### Entries from a visual dataset
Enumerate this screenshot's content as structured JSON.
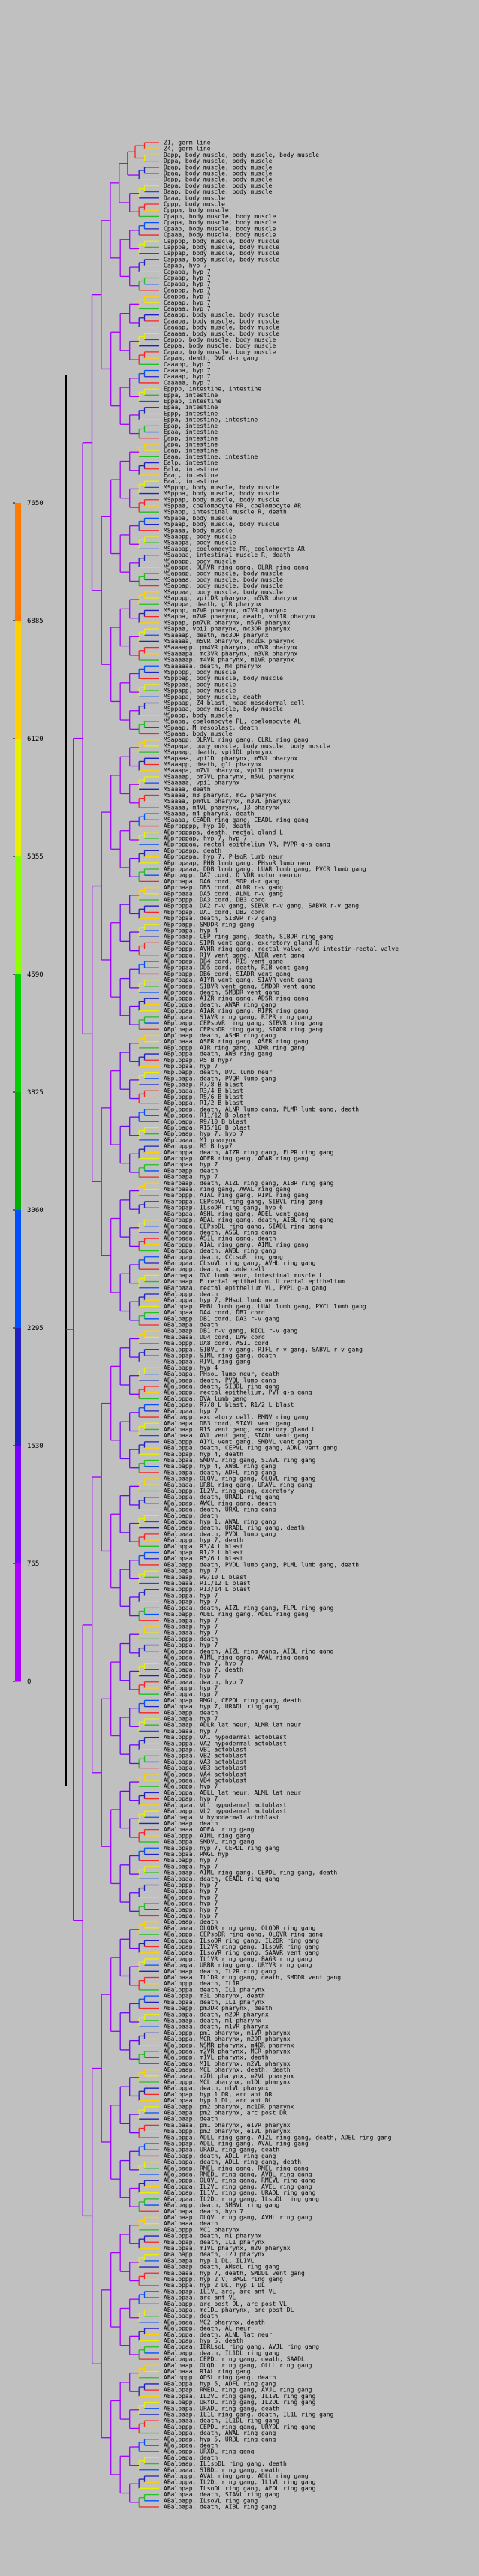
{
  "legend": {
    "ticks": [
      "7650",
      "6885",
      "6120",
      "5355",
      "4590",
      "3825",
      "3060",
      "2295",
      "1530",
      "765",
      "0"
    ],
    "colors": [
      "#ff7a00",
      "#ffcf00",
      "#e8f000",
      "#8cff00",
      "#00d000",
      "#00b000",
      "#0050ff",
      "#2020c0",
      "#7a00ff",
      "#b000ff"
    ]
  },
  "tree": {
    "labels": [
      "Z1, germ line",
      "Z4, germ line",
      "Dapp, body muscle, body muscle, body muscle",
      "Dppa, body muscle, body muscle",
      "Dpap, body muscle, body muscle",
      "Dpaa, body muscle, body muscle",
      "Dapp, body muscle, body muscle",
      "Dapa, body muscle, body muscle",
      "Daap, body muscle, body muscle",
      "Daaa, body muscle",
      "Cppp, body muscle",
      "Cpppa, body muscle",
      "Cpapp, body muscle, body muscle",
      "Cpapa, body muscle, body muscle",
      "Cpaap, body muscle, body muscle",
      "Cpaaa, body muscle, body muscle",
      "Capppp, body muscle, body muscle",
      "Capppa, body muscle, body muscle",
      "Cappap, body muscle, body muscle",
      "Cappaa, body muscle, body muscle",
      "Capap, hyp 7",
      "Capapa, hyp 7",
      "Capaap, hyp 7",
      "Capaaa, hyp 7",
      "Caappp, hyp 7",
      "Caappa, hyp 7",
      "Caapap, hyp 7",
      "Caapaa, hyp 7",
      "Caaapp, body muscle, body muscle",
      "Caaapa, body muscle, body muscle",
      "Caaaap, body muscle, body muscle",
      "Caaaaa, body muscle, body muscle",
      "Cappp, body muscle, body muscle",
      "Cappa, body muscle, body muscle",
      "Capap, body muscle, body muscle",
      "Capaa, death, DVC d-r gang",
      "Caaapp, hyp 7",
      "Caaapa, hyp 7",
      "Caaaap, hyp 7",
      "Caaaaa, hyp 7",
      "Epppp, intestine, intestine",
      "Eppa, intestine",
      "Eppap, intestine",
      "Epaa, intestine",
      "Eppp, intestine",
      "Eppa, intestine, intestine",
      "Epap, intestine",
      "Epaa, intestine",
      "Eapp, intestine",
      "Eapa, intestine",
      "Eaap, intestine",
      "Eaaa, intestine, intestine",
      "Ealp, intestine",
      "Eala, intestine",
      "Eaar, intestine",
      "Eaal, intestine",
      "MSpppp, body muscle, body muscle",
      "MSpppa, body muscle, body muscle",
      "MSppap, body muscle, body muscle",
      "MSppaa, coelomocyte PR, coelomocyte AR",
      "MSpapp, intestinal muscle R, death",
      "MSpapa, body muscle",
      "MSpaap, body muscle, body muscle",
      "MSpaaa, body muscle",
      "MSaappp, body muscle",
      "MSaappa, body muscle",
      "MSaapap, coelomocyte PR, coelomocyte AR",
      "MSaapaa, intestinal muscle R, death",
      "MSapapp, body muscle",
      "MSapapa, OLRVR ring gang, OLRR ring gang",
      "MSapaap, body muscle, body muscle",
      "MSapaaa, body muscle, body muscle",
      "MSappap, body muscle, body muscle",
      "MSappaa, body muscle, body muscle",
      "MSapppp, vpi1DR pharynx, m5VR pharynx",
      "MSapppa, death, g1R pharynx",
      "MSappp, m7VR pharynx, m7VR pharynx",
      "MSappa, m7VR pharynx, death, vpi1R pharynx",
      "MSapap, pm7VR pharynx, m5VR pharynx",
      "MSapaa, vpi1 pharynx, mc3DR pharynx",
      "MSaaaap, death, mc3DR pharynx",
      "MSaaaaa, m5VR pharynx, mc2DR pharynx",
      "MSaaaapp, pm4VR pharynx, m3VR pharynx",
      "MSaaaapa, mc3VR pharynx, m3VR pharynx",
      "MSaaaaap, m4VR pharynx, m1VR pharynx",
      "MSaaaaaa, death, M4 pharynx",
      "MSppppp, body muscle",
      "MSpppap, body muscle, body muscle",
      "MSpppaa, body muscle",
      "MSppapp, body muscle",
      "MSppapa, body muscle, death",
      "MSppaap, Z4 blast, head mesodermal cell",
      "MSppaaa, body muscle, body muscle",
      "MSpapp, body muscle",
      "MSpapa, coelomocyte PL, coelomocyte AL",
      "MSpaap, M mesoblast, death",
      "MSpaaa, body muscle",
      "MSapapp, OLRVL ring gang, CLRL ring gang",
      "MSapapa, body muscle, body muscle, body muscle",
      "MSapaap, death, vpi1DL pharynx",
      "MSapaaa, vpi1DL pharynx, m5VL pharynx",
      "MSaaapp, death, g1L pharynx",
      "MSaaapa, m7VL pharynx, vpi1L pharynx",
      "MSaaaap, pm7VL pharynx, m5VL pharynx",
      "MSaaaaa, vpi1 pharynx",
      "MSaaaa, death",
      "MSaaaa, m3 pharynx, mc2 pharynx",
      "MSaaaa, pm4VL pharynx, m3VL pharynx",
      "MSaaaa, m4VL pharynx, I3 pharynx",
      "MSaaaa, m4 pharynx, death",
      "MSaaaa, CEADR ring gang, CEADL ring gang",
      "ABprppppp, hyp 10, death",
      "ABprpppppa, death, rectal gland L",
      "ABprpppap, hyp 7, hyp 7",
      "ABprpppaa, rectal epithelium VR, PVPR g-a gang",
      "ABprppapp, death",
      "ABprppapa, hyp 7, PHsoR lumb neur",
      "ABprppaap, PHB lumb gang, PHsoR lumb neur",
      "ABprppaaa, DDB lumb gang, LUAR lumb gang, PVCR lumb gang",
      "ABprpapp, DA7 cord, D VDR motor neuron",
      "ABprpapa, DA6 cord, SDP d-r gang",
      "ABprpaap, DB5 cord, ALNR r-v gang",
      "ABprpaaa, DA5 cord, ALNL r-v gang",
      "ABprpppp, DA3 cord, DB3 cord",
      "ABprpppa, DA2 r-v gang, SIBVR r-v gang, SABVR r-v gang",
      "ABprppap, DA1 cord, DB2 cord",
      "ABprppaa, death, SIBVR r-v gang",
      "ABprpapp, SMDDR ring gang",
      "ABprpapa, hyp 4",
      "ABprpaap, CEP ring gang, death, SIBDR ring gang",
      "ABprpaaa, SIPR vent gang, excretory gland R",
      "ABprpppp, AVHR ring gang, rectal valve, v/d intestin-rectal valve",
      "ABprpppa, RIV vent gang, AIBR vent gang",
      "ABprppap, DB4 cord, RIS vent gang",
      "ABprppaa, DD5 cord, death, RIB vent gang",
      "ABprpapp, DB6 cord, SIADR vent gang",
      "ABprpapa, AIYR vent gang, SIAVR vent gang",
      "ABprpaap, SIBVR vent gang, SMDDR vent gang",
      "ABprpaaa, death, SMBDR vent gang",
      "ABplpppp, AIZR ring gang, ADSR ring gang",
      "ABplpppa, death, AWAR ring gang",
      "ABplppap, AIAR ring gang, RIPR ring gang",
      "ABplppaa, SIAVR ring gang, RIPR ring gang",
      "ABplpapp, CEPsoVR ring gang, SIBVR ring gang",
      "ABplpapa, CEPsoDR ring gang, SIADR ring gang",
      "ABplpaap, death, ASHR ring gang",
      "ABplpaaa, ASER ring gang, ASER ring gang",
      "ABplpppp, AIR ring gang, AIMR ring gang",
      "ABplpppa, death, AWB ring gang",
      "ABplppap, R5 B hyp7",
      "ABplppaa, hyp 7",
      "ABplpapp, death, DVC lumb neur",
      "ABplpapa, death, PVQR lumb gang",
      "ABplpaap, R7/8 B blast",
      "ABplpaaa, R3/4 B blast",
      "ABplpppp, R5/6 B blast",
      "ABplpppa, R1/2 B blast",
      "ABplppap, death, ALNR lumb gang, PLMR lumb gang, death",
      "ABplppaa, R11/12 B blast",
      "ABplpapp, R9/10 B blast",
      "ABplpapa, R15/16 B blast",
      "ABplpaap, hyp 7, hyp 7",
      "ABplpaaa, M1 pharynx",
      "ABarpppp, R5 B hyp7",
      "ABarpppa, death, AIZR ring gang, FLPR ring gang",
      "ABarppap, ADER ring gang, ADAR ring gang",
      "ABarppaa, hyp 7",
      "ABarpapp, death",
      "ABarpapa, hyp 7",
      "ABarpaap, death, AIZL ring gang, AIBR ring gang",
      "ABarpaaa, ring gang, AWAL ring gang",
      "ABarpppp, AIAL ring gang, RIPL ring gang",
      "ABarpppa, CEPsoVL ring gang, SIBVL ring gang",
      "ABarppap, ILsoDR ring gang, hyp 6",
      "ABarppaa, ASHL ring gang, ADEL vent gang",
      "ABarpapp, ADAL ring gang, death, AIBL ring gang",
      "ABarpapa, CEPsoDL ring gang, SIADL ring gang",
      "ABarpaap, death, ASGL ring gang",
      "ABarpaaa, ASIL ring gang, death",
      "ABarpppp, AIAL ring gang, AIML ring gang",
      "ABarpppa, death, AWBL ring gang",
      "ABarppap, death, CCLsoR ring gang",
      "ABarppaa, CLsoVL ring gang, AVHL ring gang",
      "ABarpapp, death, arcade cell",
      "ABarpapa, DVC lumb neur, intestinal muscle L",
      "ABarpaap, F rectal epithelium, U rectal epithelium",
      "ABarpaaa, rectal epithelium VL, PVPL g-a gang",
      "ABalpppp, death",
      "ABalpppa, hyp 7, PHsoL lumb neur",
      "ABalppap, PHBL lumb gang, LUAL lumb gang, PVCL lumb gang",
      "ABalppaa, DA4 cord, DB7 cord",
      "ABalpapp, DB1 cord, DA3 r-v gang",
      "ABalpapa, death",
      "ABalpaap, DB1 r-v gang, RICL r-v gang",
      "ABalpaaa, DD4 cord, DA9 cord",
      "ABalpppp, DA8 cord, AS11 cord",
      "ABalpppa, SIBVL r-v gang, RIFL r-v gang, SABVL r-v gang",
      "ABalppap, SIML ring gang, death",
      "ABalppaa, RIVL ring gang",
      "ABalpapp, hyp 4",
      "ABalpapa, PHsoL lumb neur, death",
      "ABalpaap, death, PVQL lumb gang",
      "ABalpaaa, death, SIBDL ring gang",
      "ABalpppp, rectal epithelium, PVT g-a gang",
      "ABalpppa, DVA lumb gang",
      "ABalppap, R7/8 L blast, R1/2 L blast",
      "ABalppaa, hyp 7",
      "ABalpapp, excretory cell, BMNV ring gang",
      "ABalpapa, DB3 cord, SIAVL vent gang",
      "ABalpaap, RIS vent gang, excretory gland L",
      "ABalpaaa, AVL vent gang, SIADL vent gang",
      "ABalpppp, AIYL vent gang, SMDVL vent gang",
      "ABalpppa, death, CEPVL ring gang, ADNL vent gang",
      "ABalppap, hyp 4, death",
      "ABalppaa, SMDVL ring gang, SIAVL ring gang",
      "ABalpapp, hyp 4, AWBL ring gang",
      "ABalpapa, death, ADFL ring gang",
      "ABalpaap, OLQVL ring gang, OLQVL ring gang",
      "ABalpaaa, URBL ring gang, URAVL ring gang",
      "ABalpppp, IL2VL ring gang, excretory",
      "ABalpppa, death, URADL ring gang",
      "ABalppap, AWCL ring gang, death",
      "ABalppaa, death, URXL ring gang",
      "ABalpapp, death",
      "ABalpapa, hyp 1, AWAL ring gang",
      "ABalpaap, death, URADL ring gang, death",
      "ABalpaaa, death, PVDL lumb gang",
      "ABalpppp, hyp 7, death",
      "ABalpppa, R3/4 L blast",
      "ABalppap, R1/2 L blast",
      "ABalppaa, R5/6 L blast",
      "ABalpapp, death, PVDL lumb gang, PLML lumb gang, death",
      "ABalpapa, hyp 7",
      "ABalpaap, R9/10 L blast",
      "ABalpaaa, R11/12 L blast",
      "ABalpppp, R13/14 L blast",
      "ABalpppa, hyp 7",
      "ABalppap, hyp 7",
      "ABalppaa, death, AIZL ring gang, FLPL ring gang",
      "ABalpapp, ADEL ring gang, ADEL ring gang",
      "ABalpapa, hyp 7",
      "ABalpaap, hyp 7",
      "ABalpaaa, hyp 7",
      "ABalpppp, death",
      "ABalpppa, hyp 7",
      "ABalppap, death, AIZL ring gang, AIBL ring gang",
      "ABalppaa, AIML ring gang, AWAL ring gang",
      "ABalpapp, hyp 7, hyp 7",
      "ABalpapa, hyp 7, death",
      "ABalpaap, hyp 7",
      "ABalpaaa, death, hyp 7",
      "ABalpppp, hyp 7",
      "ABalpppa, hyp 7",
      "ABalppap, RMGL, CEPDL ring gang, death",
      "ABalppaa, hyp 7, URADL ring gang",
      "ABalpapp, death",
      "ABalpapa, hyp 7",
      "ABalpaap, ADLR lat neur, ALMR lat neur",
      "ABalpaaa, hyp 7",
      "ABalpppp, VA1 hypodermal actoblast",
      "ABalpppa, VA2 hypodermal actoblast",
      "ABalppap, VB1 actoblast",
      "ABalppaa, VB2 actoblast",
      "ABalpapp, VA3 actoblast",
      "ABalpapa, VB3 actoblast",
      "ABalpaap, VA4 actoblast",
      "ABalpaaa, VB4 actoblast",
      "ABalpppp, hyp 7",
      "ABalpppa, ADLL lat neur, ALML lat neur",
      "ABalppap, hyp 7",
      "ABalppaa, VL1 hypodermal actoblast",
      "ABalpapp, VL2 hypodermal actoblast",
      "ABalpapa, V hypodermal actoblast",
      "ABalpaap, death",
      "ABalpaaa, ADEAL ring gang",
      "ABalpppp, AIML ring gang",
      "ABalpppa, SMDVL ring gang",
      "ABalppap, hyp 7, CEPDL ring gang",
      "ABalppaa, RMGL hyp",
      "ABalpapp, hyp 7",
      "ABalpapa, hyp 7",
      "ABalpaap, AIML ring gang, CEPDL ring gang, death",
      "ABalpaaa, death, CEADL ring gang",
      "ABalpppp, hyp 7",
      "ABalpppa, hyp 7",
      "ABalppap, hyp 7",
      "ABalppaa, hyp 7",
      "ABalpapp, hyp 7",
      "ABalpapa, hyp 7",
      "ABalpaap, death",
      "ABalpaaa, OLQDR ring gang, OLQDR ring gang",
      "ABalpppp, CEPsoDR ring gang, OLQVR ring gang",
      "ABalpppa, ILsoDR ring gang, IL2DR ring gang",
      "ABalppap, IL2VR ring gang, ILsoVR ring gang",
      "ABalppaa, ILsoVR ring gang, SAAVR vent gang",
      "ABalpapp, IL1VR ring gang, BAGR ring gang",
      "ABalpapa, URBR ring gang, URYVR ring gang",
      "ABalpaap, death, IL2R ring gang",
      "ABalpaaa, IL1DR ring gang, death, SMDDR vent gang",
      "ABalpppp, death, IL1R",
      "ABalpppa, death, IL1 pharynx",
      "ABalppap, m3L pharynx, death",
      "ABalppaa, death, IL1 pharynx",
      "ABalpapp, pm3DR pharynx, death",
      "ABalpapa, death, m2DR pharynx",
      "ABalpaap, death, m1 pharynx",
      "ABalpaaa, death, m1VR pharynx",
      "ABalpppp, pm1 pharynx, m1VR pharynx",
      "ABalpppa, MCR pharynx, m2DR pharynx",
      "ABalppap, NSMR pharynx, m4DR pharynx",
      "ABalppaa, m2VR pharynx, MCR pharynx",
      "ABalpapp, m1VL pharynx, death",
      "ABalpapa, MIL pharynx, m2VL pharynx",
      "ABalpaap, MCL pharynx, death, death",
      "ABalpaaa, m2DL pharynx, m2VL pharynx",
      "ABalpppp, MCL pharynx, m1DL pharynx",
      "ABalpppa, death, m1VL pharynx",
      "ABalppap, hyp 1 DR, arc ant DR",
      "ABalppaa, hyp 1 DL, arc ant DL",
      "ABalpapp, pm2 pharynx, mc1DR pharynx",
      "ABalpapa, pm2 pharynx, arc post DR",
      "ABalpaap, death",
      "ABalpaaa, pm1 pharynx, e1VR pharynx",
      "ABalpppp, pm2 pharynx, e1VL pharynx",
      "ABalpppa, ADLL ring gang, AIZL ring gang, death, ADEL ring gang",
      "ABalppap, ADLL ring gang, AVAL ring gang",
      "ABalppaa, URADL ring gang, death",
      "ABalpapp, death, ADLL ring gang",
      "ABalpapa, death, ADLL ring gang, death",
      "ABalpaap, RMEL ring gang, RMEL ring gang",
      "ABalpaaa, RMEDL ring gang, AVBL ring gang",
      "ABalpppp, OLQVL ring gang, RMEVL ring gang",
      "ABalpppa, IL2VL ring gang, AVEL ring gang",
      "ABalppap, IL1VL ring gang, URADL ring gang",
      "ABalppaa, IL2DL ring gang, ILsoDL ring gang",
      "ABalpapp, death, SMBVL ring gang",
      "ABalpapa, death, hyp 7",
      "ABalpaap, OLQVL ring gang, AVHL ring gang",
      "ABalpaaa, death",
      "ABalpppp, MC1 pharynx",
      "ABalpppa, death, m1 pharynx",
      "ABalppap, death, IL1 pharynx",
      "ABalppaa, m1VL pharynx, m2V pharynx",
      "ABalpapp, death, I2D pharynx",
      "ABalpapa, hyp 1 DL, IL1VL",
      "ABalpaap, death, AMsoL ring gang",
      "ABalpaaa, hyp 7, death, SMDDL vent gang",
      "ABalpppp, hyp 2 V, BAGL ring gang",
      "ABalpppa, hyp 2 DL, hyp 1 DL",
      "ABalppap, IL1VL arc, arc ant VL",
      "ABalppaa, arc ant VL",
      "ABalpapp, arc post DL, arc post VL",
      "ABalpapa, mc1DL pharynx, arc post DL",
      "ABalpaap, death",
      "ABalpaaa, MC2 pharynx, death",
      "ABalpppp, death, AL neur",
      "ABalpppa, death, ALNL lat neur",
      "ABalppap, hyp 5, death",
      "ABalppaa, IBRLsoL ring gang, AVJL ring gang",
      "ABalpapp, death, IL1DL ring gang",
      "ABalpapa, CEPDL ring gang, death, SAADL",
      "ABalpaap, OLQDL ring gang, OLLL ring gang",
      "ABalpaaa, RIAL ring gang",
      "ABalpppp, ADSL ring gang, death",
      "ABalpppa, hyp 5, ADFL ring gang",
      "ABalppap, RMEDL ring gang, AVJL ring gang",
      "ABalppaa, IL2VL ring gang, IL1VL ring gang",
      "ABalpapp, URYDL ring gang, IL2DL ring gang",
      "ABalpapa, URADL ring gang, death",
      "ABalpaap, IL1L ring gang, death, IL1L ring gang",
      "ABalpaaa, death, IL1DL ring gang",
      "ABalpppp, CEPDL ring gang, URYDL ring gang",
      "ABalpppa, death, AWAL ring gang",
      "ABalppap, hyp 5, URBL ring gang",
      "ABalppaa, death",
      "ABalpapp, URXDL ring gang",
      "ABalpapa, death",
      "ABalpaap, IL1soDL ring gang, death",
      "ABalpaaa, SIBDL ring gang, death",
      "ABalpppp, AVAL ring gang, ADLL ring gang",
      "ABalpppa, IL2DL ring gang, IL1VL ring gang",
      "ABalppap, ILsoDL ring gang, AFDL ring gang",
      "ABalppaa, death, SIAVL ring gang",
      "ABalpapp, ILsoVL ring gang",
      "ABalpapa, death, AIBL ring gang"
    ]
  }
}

### Task to complete
Copy out each line of the data where the string "CEPsoDR" appears.

### Response below
      "ABplpapa, CEPsoDR ring gang, SIADR ring gang",
      "ABalpppp, CEPsoDR ring gang, OLQVR ring gang",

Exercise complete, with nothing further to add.